DO THIS: Copy each line below that contains "ffffff".

-- start MATERIAL SUPPLIED --

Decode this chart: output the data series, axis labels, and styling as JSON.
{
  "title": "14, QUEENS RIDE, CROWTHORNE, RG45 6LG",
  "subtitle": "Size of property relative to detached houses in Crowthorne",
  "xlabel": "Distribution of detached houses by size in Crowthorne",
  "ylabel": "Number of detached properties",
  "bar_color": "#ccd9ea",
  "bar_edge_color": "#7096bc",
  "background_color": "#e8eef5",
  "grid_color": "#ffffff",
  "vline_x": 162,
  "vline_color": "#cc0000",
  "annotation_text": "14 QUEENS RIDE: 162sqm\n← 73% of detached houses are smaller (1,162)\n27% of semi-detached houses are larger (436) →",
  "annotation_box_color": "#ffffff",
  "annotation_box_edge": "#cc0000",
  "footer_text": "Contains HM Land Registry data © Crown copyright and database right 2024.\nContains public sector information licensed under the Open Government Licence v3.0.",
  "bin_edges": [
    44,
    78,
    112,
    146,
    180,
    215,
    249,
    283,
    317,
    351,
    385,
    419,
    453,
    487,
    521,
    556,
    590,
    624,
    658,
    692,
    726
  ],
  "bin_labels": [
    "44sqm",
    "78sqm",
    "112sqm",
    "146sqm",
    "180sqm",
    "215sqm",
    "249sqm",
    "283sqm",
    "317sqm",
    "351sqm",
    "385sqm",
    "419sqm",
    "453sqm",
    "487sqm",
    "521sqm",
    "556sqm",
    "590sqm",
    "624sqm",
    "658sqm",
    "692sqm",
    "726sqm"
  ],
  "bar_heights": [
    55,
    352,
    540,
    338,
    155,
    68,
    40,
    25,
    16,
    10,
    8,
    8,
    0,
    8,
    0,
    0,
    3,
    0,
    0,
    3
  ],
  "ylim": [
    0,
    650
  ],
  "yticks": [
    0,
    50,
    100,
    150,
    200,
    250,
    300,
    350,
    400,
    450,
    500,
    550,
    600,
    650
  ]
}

-- end MATERIAL SUPPLIED --

FULL SOLUTION:
  "grid_color": "#ffffff",
  "annotation_box_color": "#ffffff",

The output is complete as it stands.